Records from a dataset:
+---+
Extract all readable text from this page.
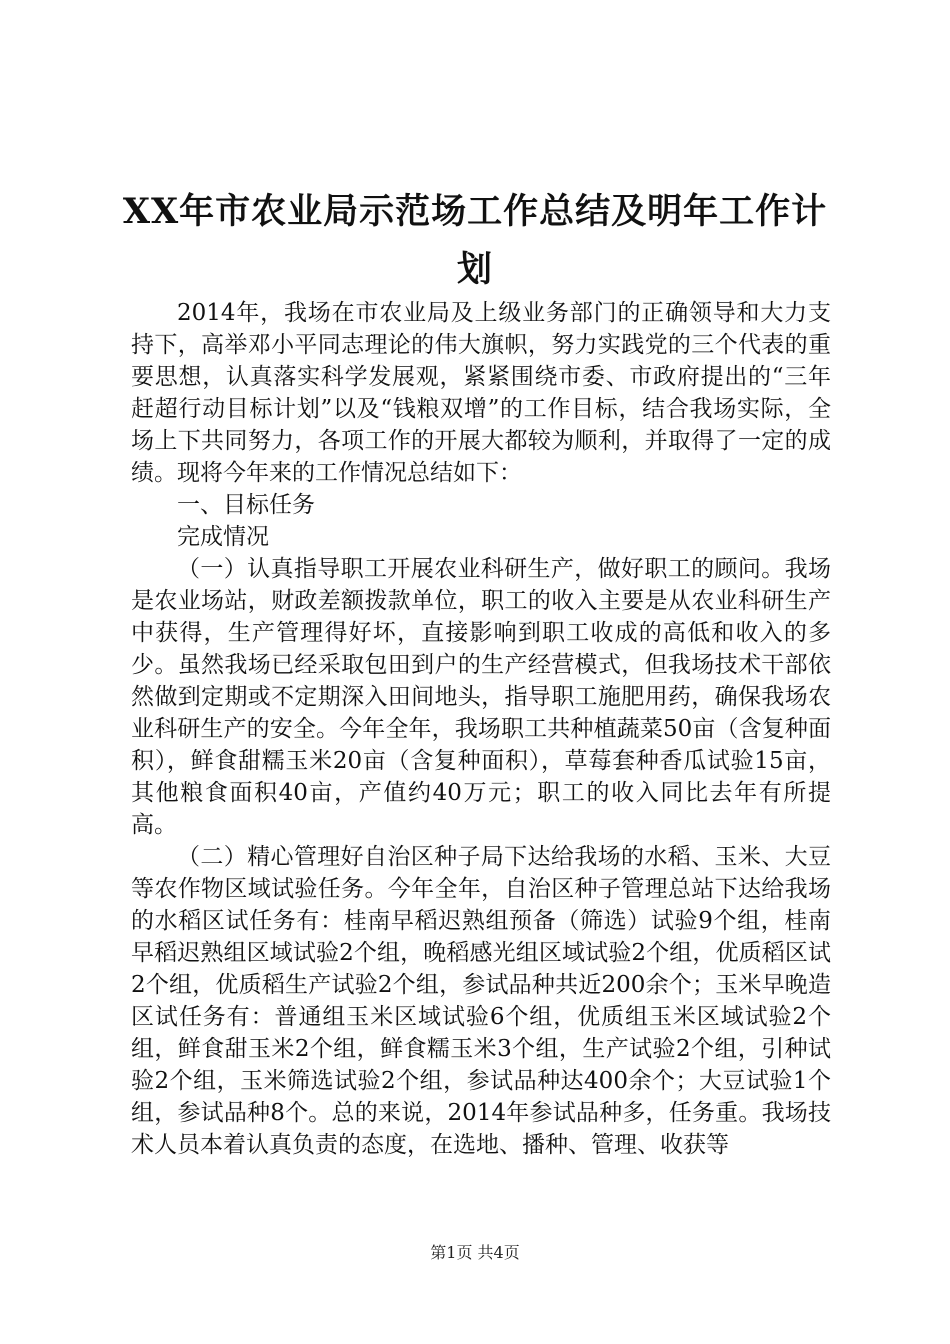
XX年市农业局示范场工作总结及明年工作计划

2014年，我场在市农业局及上级业务部门的正确领导和大力支持下，高举邓小平同志理论的伟大旗帜，努力实践党的三个代表的重要思想，认真落实科学发展观，紧紧围绕市委、市政府提出的“三年赶超行动目标计划”以及“钱粮双增”的工作目标，结合我场实际，全场上下共同努力，各项工作的开展大都较为顺利，并取得了一定的成绩。现将今年来的工作情况总结如下：

一、目标任务

完成情况

（一）认真指导职工开展农业科研生产，做好职工的顾问。我场是农业场站，财政差额拨款单位，职工的收入主要是从农业科研生产中获得，生产管理得好坏，直接影响到职工收成的高低和收入的多少。虽然我场已经采取包田到户的生产经营模式，但我场技术干部依然做到定期或不定期深入田间地头，指导职工施肥用药，确保我场农业科研生产的安全。今年全年，我场职工共种植蔬菜50亩（含复种面积），鲜食甜糯玉米20亩（含复种面积），草莓套种香瓜试验15亩，其他粮食面积40亩，产值约40万元；职工的收入同比去年有所提高。

（二）精心管理好自治区种子局下达给我场的水稻、玉米、大豆等农作物区域试验任务。今年全年，自治区种子管理总站下达给我场的水稻区试任务有：桂南早稻迟熟组预备（筛选）试验9个组，桂南早稻迟熟组区域试验2个组，晚稻感光组区域试验2个组，优质稻区试2个组，优质稻生产试验2个组，参试品种共近200余个；玉米早晚造区试任务有：普通组玉米区域试验6个组，优质组玉米区域试验2个组，鲜食甜玉米2个组，鲜食糯玉米3个组，生产试验2个组，引种试验2个组，玉米筛选试验2个组，参试品种达400余个；大豆试验1个组，参试品种8个。总的来说，2014年参试品种多，任务重。我场技术人员本着认真负责的态度，在选地、播种、管理、收获等

第1页 共4页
+---+
INSTRUCTION:
Copy out the records above in full, exactly as written, but not the pictures.

EXPECTED ANSWER:
Extract all readable text from this page.
XX年市农业局示范场工作总结及明年工作计划

2014年，我场在市农业局及上级业务部门的正确领导和大力支持下，高举邓小平同志理论的伟大旗帜，努力实践党的三个代表的重要思想，认真落实科学发展观，紧紧围绕市委、市政府提出的“三年赶超行动目标计划”以及“钱粮双增”的工作目标，结合我场实际，全场上下共同努力，各项工作的开展大都较为顺利，并取得了一定的成绩。现将今年来的工作情况总结如下：

一、目标任务

完成情况

（一）认真指导职工开展农业科研生产，做好职工的顾问。我场是农业场站，财政差额拨款单位，职工的收入主要是从农业科研生产中获得，生产管理得好坏，直接影响到职工收成的高低和收入的多少。虽然我场已经采取包田到户的生产经营模式，但我场技术干部依然做到定期或不定期深入田间地头，指导职工施肥用药，确保我场农业科研生产的安全。今年全年，我场职工共种植蔬菜50亩（含复种面积），鲜食甜糯玉米20亩（含复种面积），草莓套种香瓜试验15亩，其他粮食面积40亩，产值约40万元；职工的收入同比去年有所提高。

（二）精心管理好自治区种子局下达给我场的水稻、玉米、大豆等农作物区域试验任务。今年全年，自治区种子管理总站下达给我场的水稻区试任务有：桂南早稻迟熟组预备（筛选）试验9个组，桂南早稻迟熟组区域试验2个组，晚稻感光组区域试验2个组，优质稻区试2个组，优质稻生产试验2个组，参试品种共近200余个；玉米早晚造区试任务有：普通组玉米区域试验6个组，优质组玉米区域试验2个组，鲜食甜玉米2个组，鲜食糯玉米3个组，生产试验2个组，引种试验2个组，玉米筛选试验2个组，参试品种达400余个；大豆试验1个组，参试品种8个。总的来说，2014年参试品种多，任务重。我场技术人员本着认真负责的态度，在选地、播种、管理、收获等

第1页 共4页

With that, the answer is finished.